Show every line containing "Kunden" by copying it.

******

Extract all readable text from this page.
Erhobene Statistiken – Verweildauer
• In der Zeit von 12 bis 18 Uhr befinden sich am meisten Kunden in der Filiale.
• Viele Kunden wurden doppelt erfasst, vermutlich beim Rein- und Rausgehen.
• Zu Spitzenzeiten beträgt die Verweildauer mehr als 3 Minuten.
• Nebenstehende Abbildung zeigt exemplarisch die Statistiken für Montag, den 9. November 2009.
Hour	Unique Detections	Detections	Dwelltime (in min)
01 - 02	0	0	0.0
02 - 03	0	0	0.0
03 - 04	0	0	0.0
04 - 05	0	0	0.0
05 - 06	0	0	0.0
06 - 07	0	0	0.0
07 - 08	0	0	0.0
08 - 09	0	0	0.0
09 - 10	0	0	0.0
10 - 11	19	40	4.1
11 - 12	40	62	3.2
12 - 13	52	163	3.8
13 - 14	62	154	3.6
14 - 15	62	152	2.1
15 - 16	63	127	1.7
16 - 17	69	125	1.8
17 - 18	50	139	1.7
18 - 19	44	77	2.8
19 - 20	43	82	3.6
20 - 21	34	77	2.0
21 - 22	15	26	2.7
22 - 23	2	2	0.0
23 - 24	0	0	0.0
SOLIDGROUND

******

_FINISHED TASK_
• In der Zeit von 12 bis 18 Uhr befinden sich am meisten Kunden in der Filiale.
• Viele Kunden wurden doppelt erfasst, vermutlich beim Rein- und Rausgehen.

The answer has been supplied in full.